What the task asks: Your task is to tally the lines of the listing containing the word "xlabel" and report the figure alone.

Data tied to figure images:

== == ==

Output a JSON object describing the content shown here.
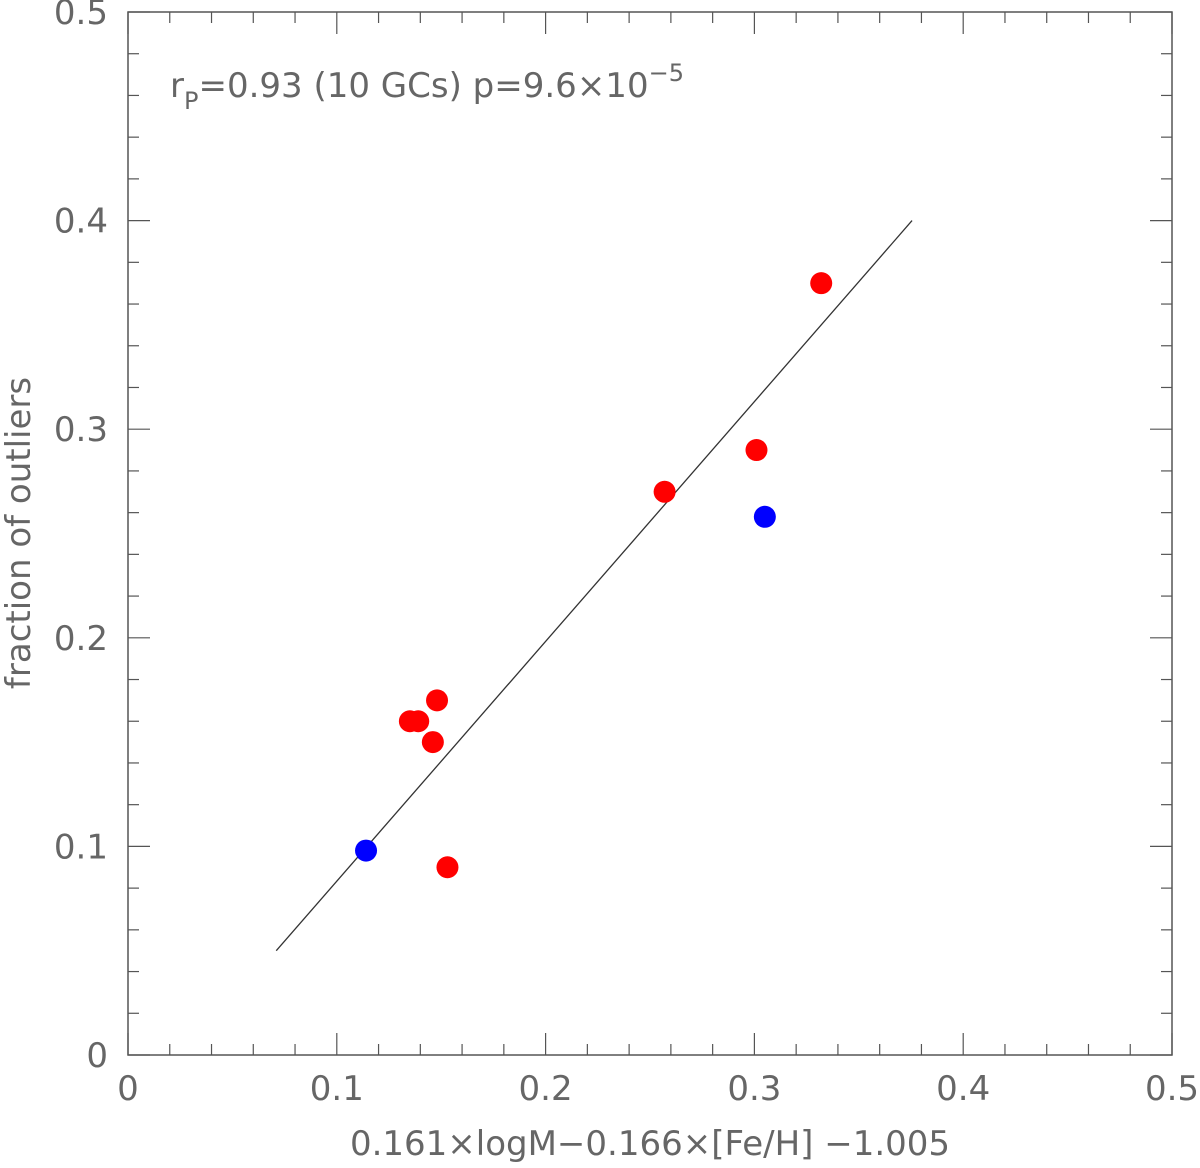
{
  "chart_data": {
    "type": "scatter",
    "xlabel": "0.161×logM−0.166×[Fe/H] −1.005",
    "ylabel": "fraction of outliers",
    "xlim": [
      0,
      0.5
    ],
    "ylim": [
      0,
      0.5
    ],
    "xticks": [
      "0",
      "0.1",
      "0.2",
      "0.3",
      "0.4",
      "0.5"
    ],
    "yticks": [
      "0",
      "0.1",
      "0.2",
      "0.3",
      "0.4",
      "0.5"
    ],
    "grid": false,
    "annotation": {
      "r_main": "r",
      "r_sub": "P",
      "text": "=0.93 (10 GCs) p=9.6×10",
      "exp": "−5"
    },
    "series": [
      {
        "color": "#ff0000",
        "points": [
          [
            0.153,
            0.09
          ],
          [
            0.146,
            0.15
          ],
          [
            0.135,
            0.16
          ],
          [
            0.139,
            0.16
          ],
          [
            0.148,
            0.17
          ],
          [
            0.257,
            0.27
          ],
          [
            0.301,
            0.29
          ],
          [
            0.332,
            0.37
          ]
        ]
      },
      {
        "color": "#0000ff",
        "points": [
          [
            0.114,
            0.098
          ],
          [
            0.305,
            0.258
          ]
        ]
      }
    ],
    "fit_line": {
      "color": "#333333",
      "from": [
        0.071,
        0.05
      ],
      "to": [
        0.3755,
        0.4
      ]
    }
  }
}
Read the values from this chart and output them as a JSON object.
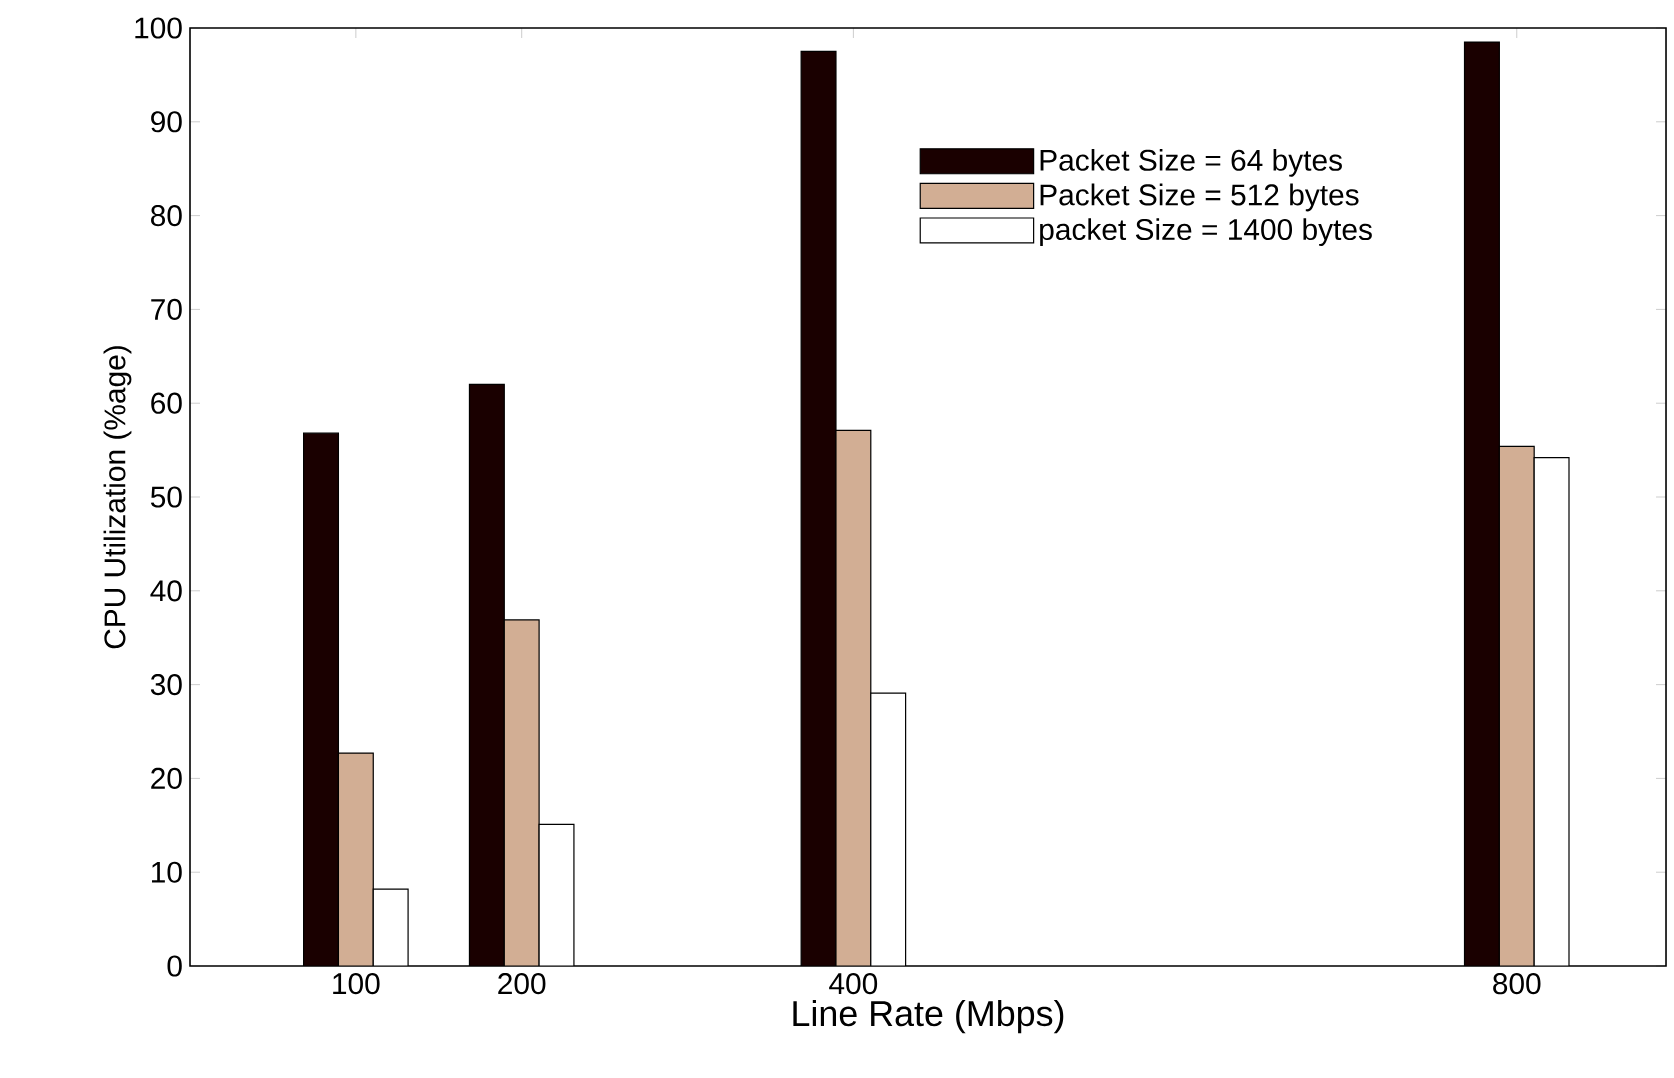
{
  "chart_data": {
    "type": "bar",
    "xlabel": "Line Rate (Mbps)",
    "ylabel": "CPU Utilization (%age)",
    "x": [
      100,
      200,
      400,
      800
    ],
    "series": [
      {
        "name": "Packet Size = 64 bytes",
        "color": "#1a0000",
        "values": [
          56.8,
          62.0,
          97.5,
          98.5
        ]
      },
      {
        "name": "Packet Size = 512 bytes",
        "color": "#d2ae94",
        "values": [
          22.7,
          36.9,
          57.1,
          55.4
        ]
      },
      {
        "name": "packet Size = 1400 bytes",
        "color": "#ffffff",
        "values": [
          8.2,
          15.1,
          29.1,
          54.2
        ]
      }
    ],
    "xlim": [
      0,
      890
    ],
    "xticks": [
      100,
      200,
      400,
      800
    ],
    "ylim": [
      0,
      100
    ],
    "yticks": [
      0,
      10,
      20,
      30,
      40,
      50,
      60,
      70,
      80,
      90,
      100
    ],
    "grid": false,
    "legend": "top right"
  }
}
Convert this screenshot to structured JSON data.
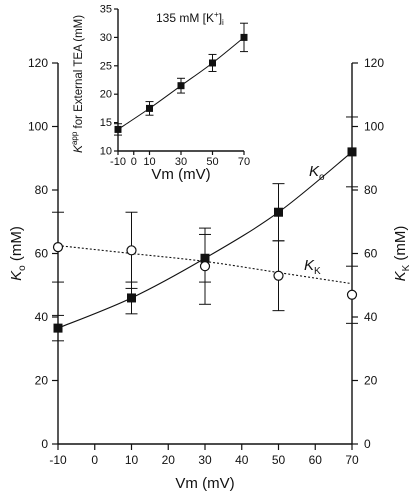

== == ==

Exercise output: 2